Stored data
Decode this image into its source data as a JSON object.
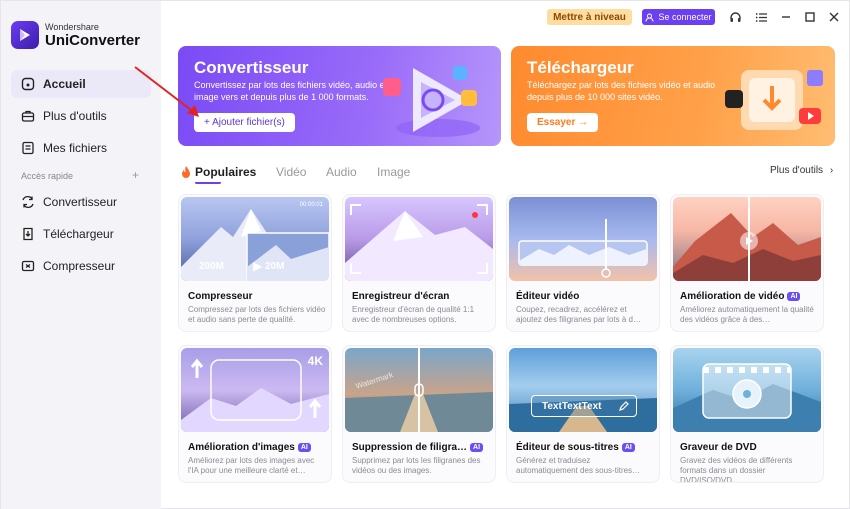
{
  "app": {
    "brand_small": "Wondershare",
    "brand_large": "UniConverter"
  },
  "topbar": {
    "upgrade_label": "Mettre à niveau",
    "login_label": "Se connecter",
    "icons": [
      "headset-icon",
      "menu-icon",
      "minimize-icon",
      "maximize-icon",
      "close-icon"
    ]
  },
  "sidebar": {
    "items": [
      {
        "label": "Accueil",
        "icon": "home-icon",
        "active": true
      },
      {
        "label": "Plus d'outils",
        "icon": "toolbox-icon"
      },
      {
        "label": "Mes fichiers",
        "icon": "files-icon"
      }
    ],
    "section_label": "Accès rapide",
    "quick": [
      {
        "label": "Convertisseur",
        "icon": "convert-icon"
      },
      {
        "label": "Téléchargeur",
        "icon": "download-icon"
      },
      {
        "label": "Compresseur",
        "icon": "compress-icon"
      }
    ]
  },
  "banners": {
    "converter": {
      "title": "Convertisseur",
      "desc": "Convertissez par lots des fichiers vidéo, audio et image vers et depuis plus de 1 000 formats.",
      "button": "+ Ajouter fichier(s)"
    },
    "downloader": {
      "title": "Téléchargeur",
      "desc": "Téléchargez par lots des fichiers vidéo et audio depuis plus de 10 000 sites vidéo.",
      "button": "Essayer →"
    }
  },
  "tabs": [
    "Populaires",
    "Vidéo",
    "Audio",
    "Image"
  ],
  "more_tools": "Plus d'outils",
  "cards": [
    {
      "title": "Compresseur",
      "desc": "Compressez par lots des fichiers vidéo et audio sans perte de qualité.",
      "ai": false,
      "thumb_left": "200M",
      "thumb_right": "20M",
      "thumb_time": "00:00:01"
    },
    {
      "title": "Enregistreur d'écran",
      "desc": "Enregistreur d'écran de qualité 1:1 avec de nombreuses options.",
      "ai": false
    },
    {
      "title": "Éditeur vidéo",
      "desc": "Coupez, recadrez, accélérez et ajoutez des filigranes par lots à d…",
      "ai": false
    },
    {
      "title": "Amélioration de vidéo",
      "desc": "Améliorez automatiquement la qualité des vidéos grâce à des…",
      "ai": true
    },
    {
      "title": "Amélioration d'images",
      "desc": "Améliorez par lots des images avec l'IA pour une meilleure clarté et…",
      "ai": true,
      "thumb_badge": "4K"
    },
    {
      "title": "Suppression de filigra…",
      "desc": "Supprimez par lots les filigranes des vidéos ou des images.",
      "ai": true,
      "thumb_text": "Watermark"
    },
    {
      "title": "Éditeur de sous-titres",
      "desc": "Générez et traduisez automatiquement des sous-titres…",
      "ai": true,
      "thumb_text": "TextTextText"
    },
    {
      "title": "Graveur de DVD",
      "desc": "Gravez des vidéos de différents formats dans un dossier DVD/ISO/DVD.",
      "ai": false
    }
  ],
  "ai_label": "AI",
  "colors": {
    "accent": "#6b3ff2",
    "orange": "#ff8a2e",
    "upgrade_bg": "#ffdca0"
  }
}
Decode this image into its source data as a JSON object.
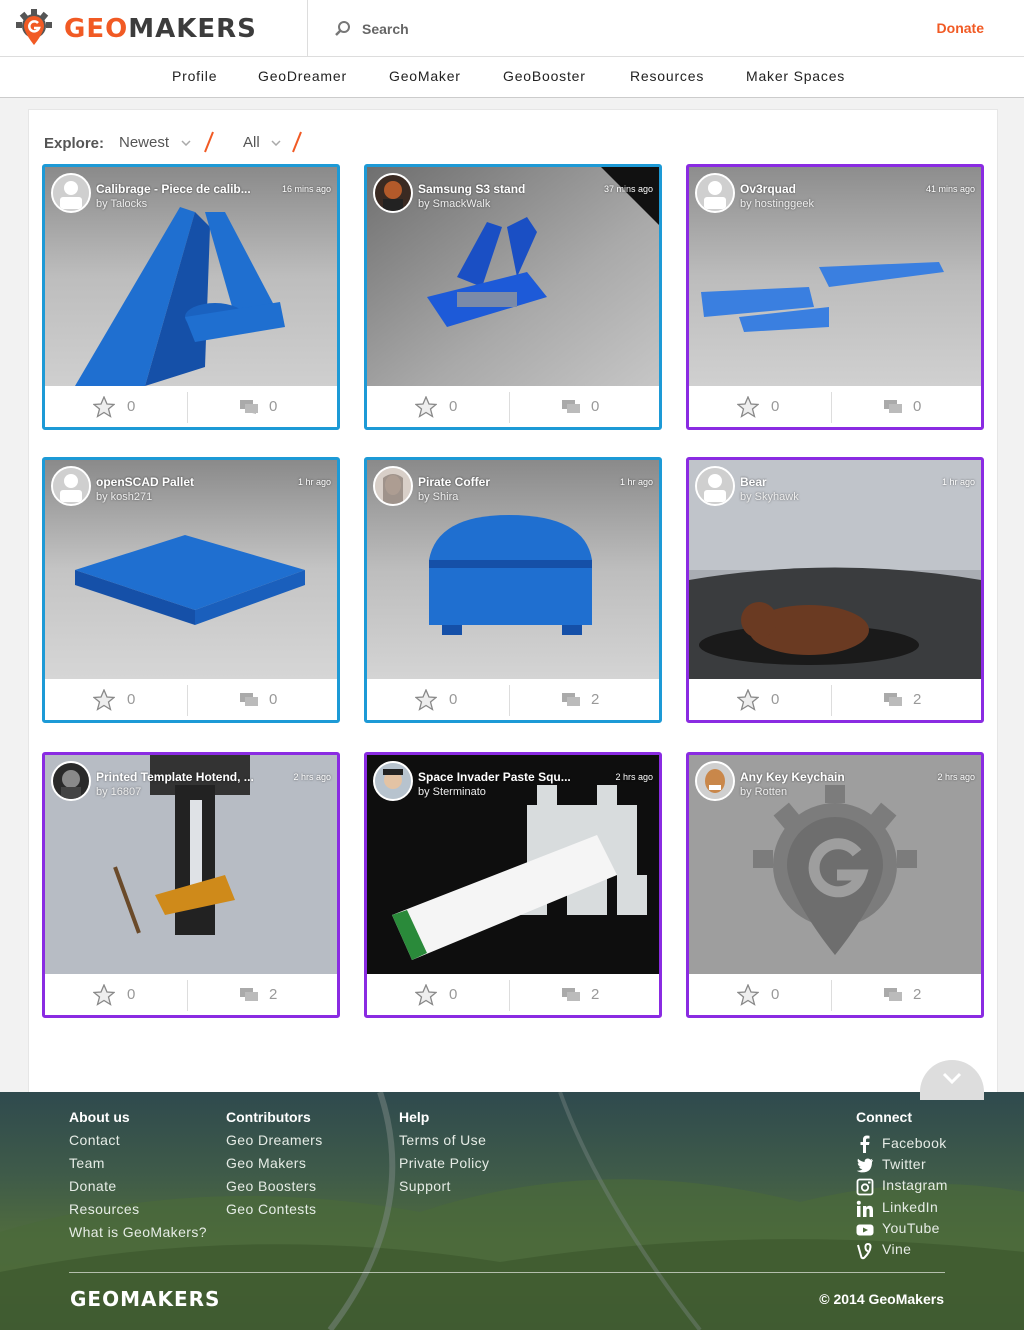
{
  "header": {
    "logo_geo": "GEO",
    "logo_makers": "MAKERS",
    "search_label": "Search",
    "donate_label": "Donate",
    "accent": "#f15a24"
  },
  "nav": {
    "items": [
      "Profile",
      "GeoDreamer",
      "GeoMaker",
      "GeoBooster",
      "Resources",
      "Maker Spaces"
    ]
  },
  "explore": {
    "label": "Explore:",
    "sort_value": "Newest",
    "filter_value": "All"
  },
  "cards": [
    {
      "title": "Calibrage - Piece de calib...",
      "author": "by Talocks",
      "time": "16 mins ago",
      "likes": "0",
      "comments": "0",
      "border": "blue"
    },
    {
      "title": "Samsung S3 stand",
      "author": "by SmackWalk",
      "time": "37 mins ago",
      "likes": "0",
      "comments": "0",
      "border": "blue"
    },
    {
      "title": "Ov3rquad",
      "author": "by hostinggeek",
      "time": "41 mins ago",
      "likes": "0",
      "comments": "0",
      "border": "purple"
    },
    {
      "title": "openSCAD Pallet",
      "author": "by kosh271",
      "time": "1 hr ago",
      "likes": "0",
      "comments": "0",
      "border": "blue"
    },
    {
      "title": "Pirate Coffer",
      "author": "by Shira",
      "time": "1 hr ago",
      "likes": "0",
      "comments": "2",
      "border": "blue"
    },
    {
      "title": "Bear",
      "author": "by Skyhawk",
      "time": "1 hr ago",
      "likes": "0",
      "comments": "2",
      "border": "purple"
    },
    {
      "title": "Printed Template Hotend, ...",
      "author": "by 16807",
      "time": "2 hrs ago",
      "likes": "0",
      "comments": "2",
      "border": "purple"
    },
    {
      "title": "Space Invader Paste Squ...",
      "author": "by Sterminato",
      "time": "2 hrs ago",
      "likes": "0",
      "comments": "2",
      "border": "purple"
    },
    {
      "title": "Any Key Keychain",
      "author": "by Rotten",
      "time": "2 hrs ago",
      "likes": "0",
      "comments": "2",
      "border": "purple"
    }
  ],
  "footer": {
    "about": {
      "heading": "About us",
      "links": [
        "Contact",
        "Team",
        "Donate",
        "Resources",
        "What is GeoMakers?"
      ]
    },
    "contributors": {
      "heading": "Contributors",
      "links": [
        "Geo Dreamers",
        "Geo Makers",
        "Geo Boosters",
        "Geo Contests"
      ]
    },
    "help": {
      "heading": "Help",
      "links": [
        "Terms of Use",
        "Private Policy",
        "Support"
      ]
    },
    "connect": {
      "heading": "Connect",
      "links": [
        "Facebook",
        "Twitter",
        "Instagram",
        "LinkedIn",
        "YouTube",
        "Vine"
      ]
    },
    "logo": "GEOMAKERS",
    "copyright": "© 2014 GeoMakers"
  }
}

# Problem description:
Make an exact copy of the data, leaving its pictures out.

# Answer to the exercise:
Decode this image into its source data as a JSON object.
{
  "app": {
    "brand_small": "Wondershare",
    "brand_large": "UniConverter"
  },
  "topbar": {
    "upgrade_label": "Mettre à niveau",
    "login_label": "Se connecter",
    "icons": [
      "headset-icon",
      "menu-icon",
      "minimize-icon",
      "maximize-icon",
      "close-icon"
    ]
  },
  "sidebar": {
    "items": [
      {
        "label": "Accueil",
        "icon": "home-icon",
        "active": true
      },
      {
        "label": "Plus d'outils",
        "icon": "toolbox-icon"
      },
      {
        "label": "Mes fichiers",
        "icon": "files-icon"
      }
    ],
    "section_label": "Accès rapide",
    "quick": [
      {
        "label": "Convertisseur",
        "icon": "convert-icon"
      },
      {
        "label": "Téléchargeur",
        "icon": "download-icon"
      },
      {
        "label": "Compresseur",
        "icon": "compress-icon"
      }
    ]
  },
  "banners": {
    "converter": {
      "title": "Convertisseur",
      "desc": "Convertissez par lots des fichiers vidéo, audio et image vers et depuis plus de 1 000 formats.",
      "button": "+ Ajouter fichier(s)"
    },
    "downloader": {
      "title": "Téléchargeur",
      "desc": "Téléchargez par lots des fichiers vidéo et audio depuis plus de 10 000 sites vidéo.",
      "button": "Essayer →"
    }
  },
  "tabs": [
    "Populaires",
    "Vidéo",
    "Audio",
    "Image"
  ],
  "more_tools": "Plus d'outils",
  "cards": [
    {
      "title": "Compresseur",
      "desc": "Compressez par lots des fichiers vidéo et audio sans perte de qualité.",
      "ai": false,
      "thumb_left": "200M",
      "thumb_right": "20M",
      "thumb_time": "00:00:01"
    },
    {
      "title": "Enregistreur d'écran",
      "desc": "Enregistreur d'écran de qualité 1:1 avec de nombreuses options.",
      "ai": false
    },
    {
      "title": "Éditeur vidéo",
      "desc": "Coupez, recadrez, accélérez et ajoutez des filigranes par lots à d…",
      "ai": false
    },
    {
      "title": "Amélioration de vidéo",
      "desc": "Améliorez automatiquement la qualité des vidéos grâce à des…",
      "ai": true
    },
    {
      "title": "Amélioration d'images",
      "desc": "Améliorez par lots des images avec l'IA pour une meilleure clarté et…",
      "ai": true,
      "thumb_badge": "4K"
    },
    {
      "title": "Suppression de filigra…",
      "desc": "Supprimez par lots les filigranes des vidéos ou des images.",
      "ai": true,
      "thumb_text": "Watermark"
    },
    {
      "title": "Éditeur de sous-titres",
      "desc": "Générez et traduisez automatiquement des sous-titres…",
      "ai": true,
      "thumb_text": "TextTextText"
    },
    {
      "title": "Graveur de DVD",
      "desc": "Gravez des vidéos de différents formats dans un dossier DVD/ISO/DVD.",
      "ai": false
    }
  ],
  "ai_label": "AI",
  "colors": {
    "accent": "#6b3ff2",
    "orange": "#ff8a2e",
    "upgrade_bg": "#ffdca0"
  }
}
Decode this image into its source data as a JSON object.
{
  "header": {
    "logo_geo": "GEO",
    "logo_makers": "MAKERS",
    "search_label": "Search",
    "donate_label": "Donate",
    "accent": "#f15a24"
  },
  "nav": {
    "items": [
      "Profile",
      "GeoDreamer",
      "GeoMaker",
      "GeoBooster",
      "Resources",
      "Maker Spaces"
    ]
  },
  "explore": {
    "label": "Explore:",
    "sort_value": "Newest",
    "filter_value": "All"
  },
  "cards": [
    {
      "title": "Calibrage - Piece de calib...",
      "author": "by Talocks",
      "time": "16 mins ago",
      "likes": "0",
      "comments": "0",
      "border": "blue"
    },
    {
      "title": "Samsung S3 stand",
      "author": "by SmackWalk",
      "time": "37 mins ago",
      "likes": "0",
      "comments": "0",
      "border": "blue"
    },
    {
      "title": "Ov3rquad",
      "author": "by hostinggeek",
      "time": "41 mins ago",
      "likes": "0",
      "comments": "0",
      "border": "purple"
    },
    {
      "title": "openSCAD Pallet",
      "author": "by kosh271",
      "time": "1 hr ago",
      "likes": "0",
      "comments": "0",
      "border": "blue"
    },
    {
      "title": "Pirate Coffer",
      "author": "by Shira",
      "time": "1 hr ago",
      "likes": "0",
      "comments": "2",
      "border": "blue"
    },
    {
      "title": "Bear",
      "author": "by Skyhawk",
      "time": "1 hr ago",
      "likes": "0",
      "comments": "2",
      "border": "purple"
    },
    {
      "title": "Printed Template Hotend, ...",
      "author": "by 16807",
      "time": "2 hrs ago",
      "likes": "0",
      "comments": "2",
      "border": "purple"
    },
    {
      "title": "Space Invader Paste Squ...",
      "author": "by Sterminato",
      "time": "2 hrs ago",
      "likes": "0",
      "comments": "2",
      "border": "purple"
    },
    {
      "title": "Any Key Keychain",
      "author": "by Rotten",
      "time": "2 hrs ago",
      "likes": "0",
      "comments": "2",
      "border": "purple"
    }
  ],
  "footer": {
    "about": {
      "heading": "About us",
      "links": [
        "Contact",
        "Team",
        "Donate",
        "Resources",
        "What is GeoMakers?"
      ]
    },
    "contributors": {
      "heading": "Contributors",
      "links": [
        "Geo Dreamers",
        "Geo Makers",
        "Geo Boosters",
        "Geo Contests"
      ]
    },
    "help": {
      "heading": "Help",
      "links": [
        "Terms of Use",
        "Private Policy",
        "Support"
      ]
    },
    "connect": {
      "heading": "Connect",
      "links": [
        "Facebook",
        "Twitter",
        "Instagram",
        "LinkedIn",
        "YouTube",
        "Vine"
      ]
    },
    "logo": "GEOMAKERS",
    "copyright": "© 2014 GeoMakers"
  }
}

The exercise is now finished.